Exercise details. Could you reproduce the entries exactly, omitting every picture?

Dataset rows about figures.

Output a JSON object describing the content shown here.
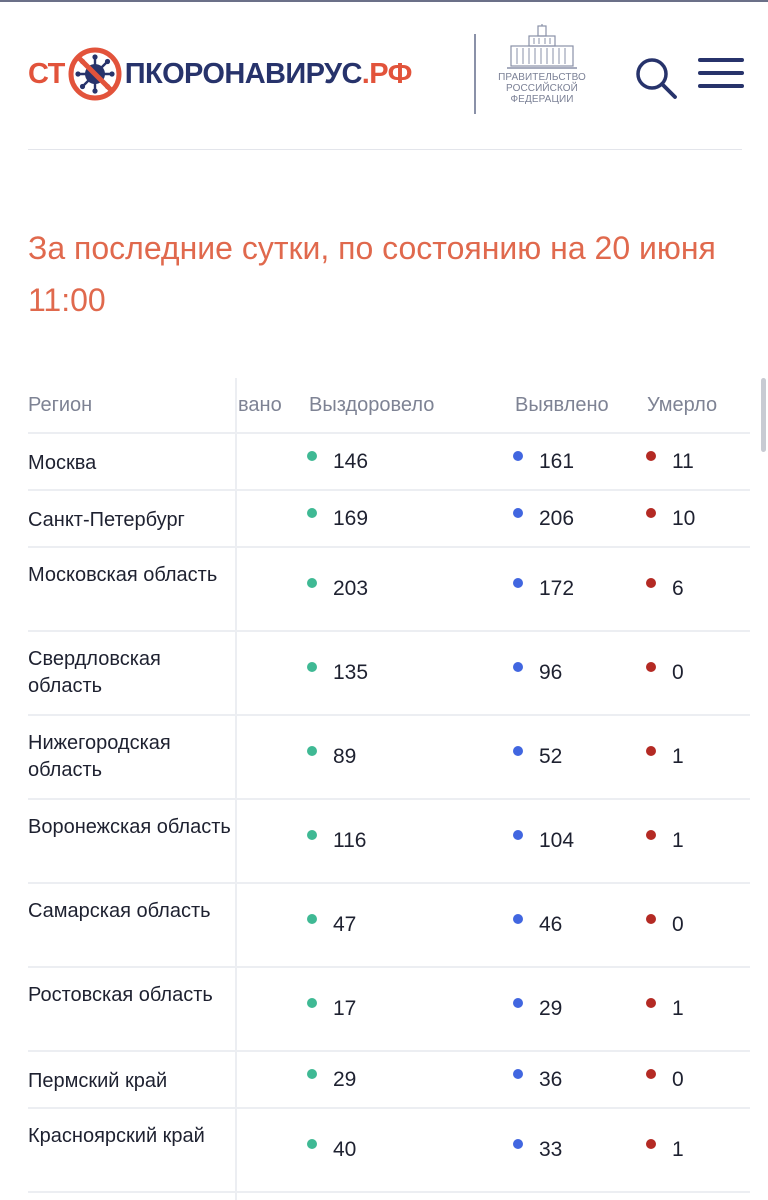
{
  "header": {
    "logo": {
      "part1": "СТ",
      "part2": "ПКОРОНАВИРУС",
      "part3": ".РФ",
      "icon": "virus-stop-icon"
    },
    "gov": {
      "lines": [
        "ПРАВИТЕЛЬСТВО",
        "РОССИЙСКОЙ",
        "ФЕДЕРАЦИИ"
      ],
      "icon": "government-building-icon"
    },
    "search_icon": "search-icon",
    "menu_icon": "hamburger-menu-icon"
  },
  "heading": {
    "line1": "За последние сутки, по состоянию на 20 июня",
    "line2": "11:00"
  },
  "table": {
    "columns": {
      "region": "Регион",
      "hidden": "вано",
      "recovered": "Выздоровело",
      "detected": "Выявлено",
      "died": "Умерло"
    },
    "rows": [
      {
        "region": "Москва",
        "recovered": "146",
        "detected": "161",
        "died": "11"
      },
      {
        "region": "Санкт-Петербург",
        "recovered": "169",
        "detected": "206",
        "died": "10"
      },
      {
        "region": "Московская область",
        "recovered": "203",
        "detected": "172",
        "died": "6"
      },
      {
        "region": "Свердловская область",
        "recovered": "135",
        "detected": "96",
        "died": "0"
      },
      {
        "region": "Нижегородская область",
        "recovered": "89",
        "detected": "52",
        "died": "1"
      },
      {
        "region": "Воронежская область",
        "recovered": "116",
        "detected": "104",
        "died": "1"
      },
      {
        "region": "Самарская область",
        "recovered": "47",
        "detected": "46",
        "died": "0"
      },
      {
        "region": "Ростовская область",
        "recovered": "17",
        "detected": "29",
        "died": "1"
      },
      {
        "region": "Пермский край",
        "recovered": "29",
        "detected": "36",
        "died": "0"
      },
      {
        "region": "Красноярский край",
        "recovered": "40",
        "detected": "33",
        "died": "1"
      }
    ]
  },
  "colors": {
    "accent": "#e2533b",
    "brand_blue": "#27336b",
    "heading": "#e0694d",
    "recovered_dot": "#3fb994",
    "detected_dot": "#4166e0",
    "died_dot": "#b42a24"
  }
}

Answer to this problem.
Output a JSON object describing the content shown here.
{
  "header": {
    "logo": {
      "part1": "СТ",
      "part2": "ПКОРОНАВИРУС",
      "part3": ".РФ",
      "icon": "virus-stop-icon"
    },
    "gov": {
      "lines": [
        "ПРАВИТЕЛЬСТВО",
        "РОССИЙСКОЙ",
        "ФЕДЕРАЦИИ"
      ],
      "icon": "government-building-icon"
    },
    "search_icon": "search-icon",
    "menu_icon": "hamburger-menu-icon"
  },
  "heading": {
    "line1": "За последние сутки, по состоянию на 20 июня",
    "line2": "11:00"
  },
  "table": {
    "columns": {
      "region": "Регион",
      "hidden": "вано",
      "recovered": "Выздоровело",
      "detected": "Выявлено",
      "died": "Умерло"
    },
    "rows": [
      {
        "region": "Москва",
        "recovered": "146",
        "detected": "161",
        "died": "11"
      },
      {
        "region": "Санкт-Петербург",
        "recovered": "169",
        "detected": "206",
        "died": "10"
      },
      {
        "region": "Московская область",
        "recovered": "203",
        "detected": "172",
        "died": "6"
      },
      {
        "region": "Свердловская область",
        "recovered": "135",
        "detected": "96",
        "died": "0"
      },
      {
        "region": "Нижегородская область",
        "recovered": "89",
        "detected": "52",
        "died": "1"
      },
      {
        "region": "Воронежская область",
        "recovered": "116",
        "detected": "104",
        "died": "1"
      },
      {
        "region": "Самарская область",
        "recovered": "47",
        "detected": "46",
        "died": "0"
      },
      {
        "region": "Ростовская область",
        "recovered": "17",
        "detected": "29",
        "died": "1"
      },
      {
        "region": "Пермский край",
        "recovered": "29",
        "detected": "36",
        "died": "0"
      },
      {
        "region": "Красноярский край",
        "recovered": "40",
        "detected": "33",
        "died": "1"
      }
    ]
  },
  "colors": {
    "accent": "#e2533b",
    "brand_blue": "#27336b",
    "heading": "#e0694d",
    "recovered_dot": "#3fb994",
    "detected_dot": "#4166e0",
    "died_dot": "#b42a24"
  }
}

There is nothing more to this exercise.